▶ _YOUR INSTRUCTIONS_: Look for "javnoj" in the listing below. Gather each line that contains it.

Start

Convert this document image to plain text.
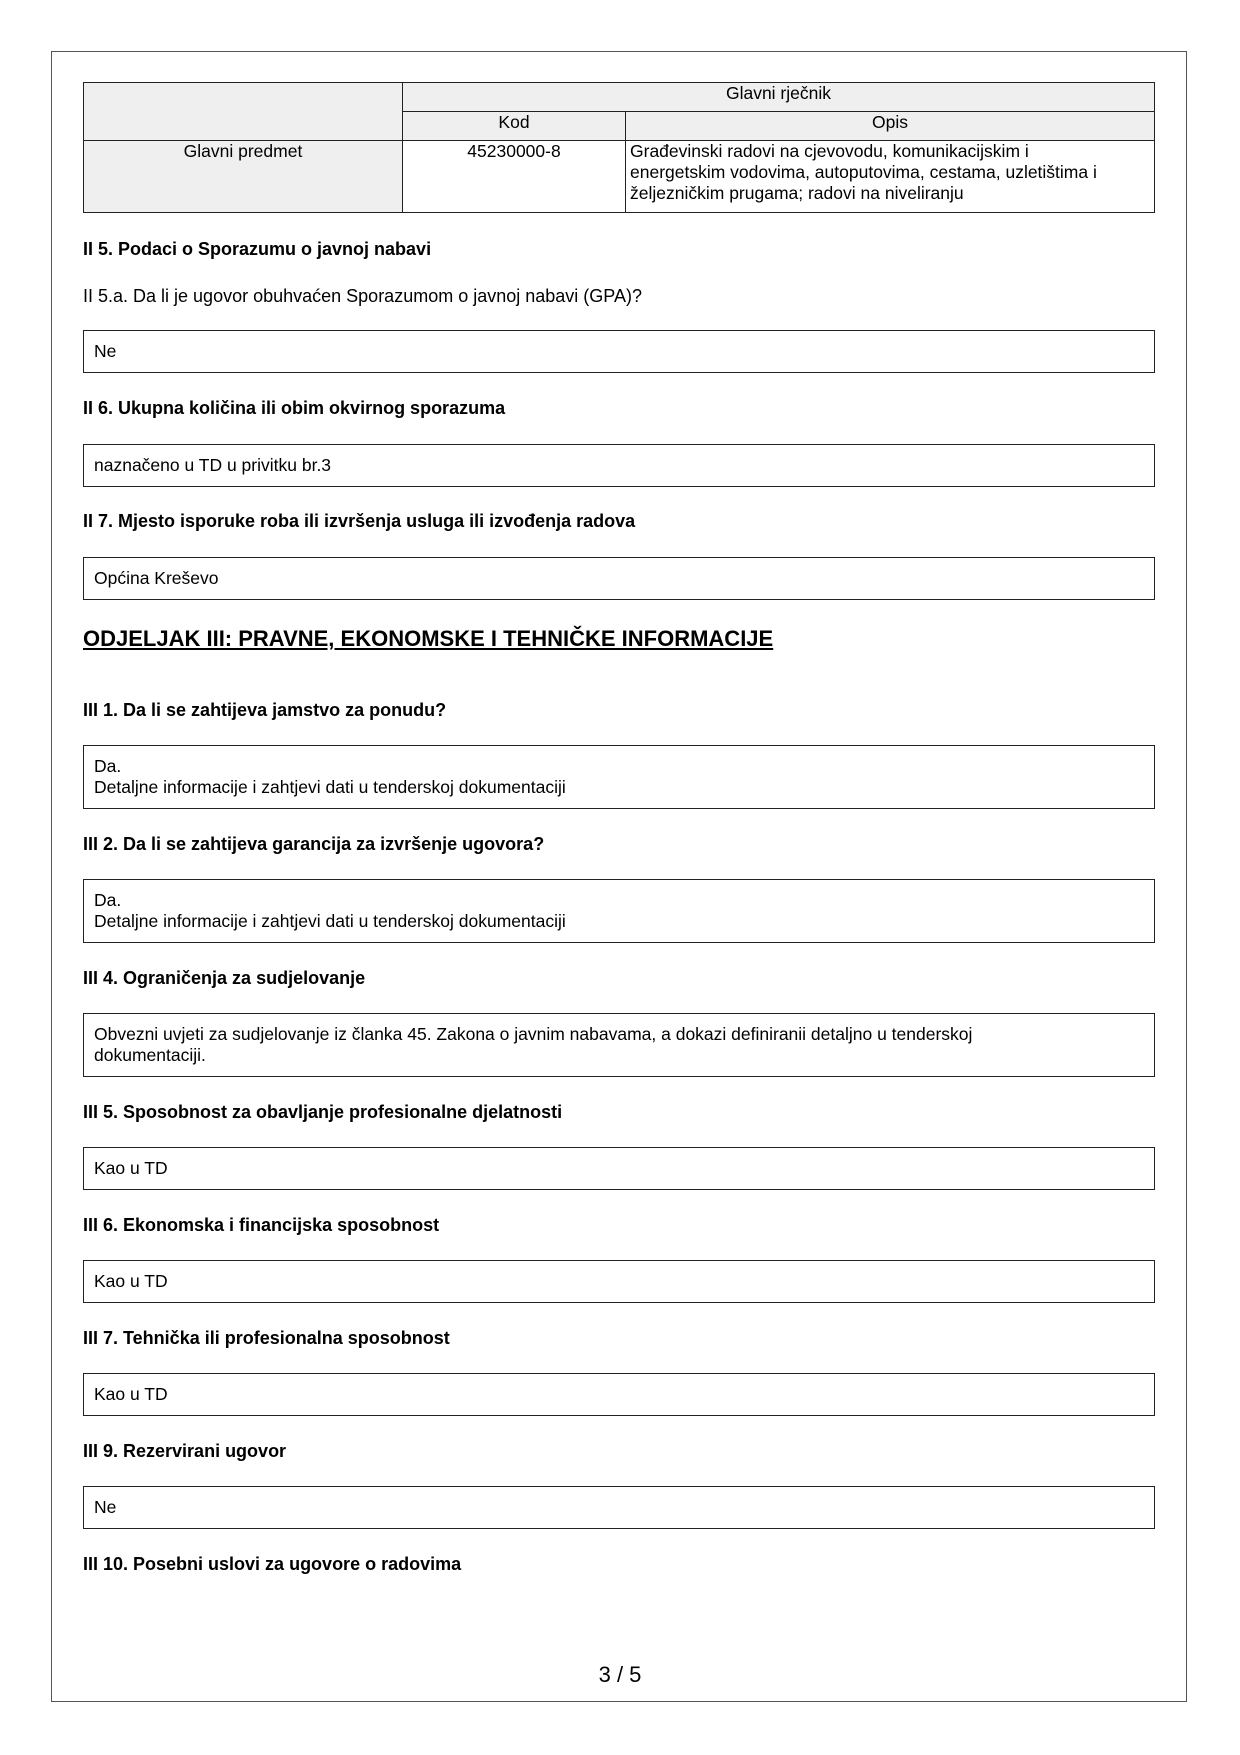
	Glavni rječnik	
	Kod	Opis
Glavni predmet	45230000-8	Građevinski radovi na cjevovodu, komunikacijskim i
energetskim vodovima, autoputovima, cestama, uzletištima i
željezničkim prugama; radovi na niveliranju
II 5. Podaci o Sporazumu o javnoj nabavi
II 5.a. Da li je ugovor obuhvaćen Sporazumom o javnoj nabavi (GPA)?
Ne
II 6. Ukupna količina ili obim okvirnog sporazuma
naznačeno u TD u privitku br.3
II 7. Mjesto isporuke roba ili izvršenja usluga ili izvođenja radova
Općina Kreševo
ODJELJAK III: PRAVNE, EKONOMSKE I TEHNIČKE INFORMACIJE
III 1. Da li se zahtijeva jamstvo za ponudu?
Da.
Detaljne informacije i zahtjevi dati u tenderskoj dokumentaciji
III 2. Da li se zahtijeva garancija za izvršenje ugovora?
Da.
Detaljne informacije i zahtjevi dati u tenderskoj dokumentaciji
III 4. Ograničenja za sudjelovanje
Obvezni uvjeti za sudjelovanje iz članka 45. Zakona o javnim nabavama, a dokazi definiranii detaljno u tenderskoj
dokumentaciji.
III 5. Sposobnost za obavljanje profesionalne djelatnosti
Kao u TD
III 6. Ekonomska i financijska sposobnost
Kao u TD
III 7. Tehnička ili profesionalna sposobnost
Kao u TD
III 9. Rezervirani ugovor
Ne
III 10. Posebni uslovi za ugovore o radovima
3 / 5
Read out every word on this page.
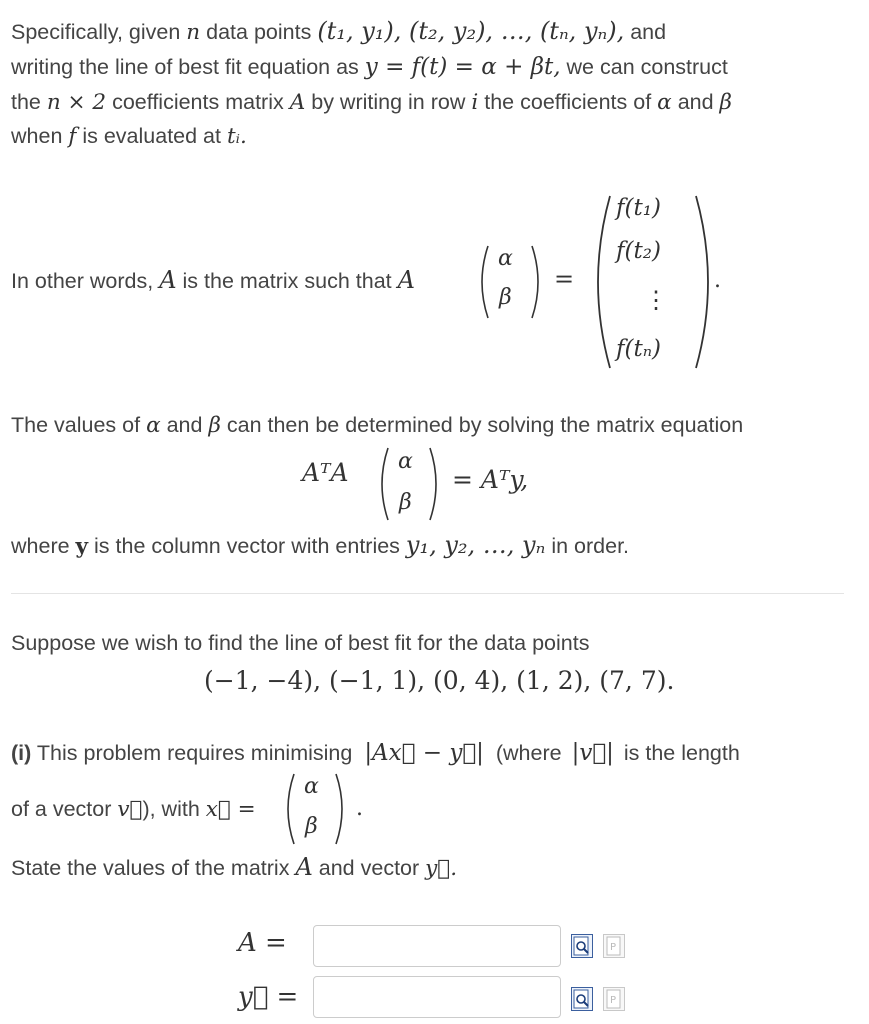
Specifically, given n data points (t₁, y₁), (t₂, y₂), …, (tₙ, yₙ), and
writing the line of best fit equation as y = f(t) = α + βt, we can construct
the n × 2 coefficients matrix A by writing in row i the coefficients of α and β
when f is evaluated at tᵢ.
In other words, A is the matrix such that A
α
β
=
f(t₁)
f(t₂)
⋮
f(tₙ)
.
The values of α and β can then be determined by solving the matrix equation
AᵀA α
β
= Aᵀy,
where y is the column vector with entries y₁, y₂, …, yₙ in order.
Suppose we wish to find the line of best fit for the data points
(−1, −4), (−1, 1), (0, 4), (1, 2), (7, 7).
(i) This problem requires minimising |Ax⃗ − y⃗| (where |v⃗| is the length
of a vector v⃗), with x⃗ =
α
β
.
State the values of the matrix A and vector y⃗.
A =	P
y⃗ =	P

End
Start

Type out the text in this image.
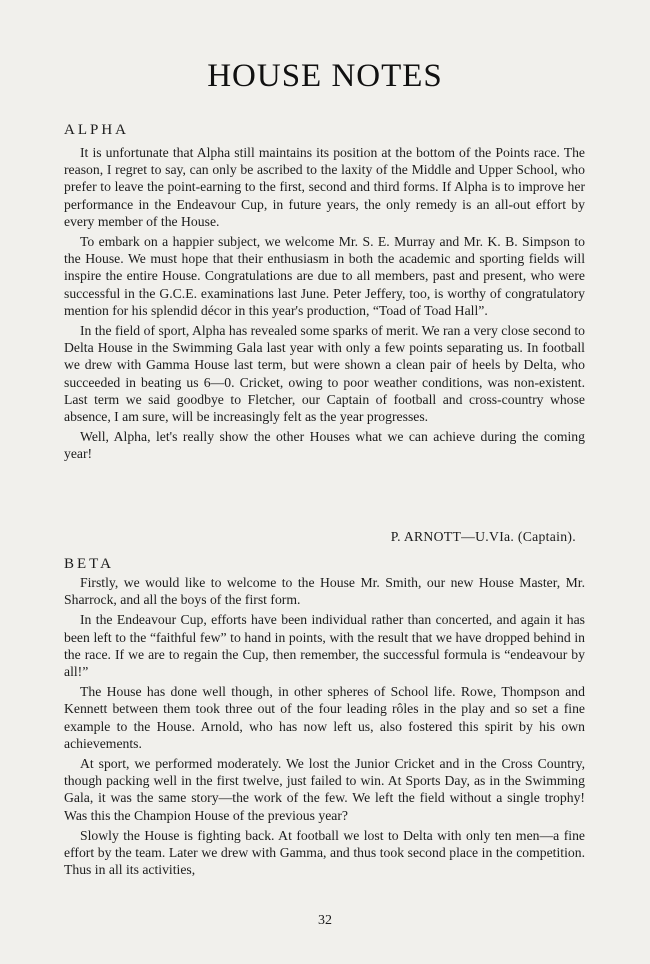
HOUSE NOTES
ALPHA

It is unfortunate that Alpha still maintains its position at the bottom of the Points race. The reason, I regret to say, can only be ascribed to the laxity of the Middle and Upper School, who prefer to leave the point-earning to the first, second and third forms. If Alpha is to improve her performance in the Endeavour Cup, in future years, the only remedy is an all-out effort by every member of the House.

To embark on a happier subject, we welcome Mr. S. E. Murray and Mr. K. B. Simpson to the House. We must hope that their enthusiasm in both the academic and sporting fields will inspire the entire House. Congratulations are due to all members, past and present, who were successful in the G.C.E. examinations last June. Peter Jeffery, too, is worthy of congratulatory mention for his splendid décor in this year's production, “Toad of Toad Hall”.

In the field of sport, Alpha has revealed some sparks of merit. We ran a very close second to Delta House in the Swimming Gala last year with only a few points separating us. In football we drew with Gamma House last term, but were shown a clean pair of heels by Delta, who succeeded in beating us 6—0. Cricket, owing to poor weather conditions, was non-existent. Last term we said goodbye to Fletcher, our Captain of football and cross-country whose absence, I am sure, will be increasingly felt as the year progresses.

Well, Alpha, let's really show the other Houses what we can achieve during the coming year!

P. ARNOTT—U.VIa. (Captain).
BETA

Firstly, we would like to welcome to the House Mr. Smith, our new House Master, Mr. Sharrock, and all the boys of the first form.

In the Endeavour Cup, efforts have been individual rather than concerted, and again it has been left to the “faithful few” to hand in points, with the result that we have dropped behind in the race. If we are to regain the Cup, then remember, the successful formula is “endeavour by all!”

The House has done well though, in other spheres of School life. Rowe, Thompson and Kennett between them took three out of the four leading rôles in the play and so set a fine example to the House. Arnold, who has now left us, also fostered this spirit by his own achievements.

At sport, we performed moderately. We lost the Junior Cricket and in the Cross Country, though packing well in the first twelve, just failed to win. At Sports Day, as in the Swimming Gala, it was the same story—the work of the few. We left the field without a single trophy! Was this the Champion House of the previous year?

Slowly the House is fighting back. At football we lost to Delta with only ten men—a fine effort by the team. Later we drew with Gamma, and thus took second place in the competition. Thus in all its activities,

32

End

▶ _EXPECTED OUTPUT_:
II 5. Podaci o Sporazumu o javnoj nabavi
II 5.a. Da li je ugovor obuhvaćen Sporazumom o javnoj nabavi (GPA)?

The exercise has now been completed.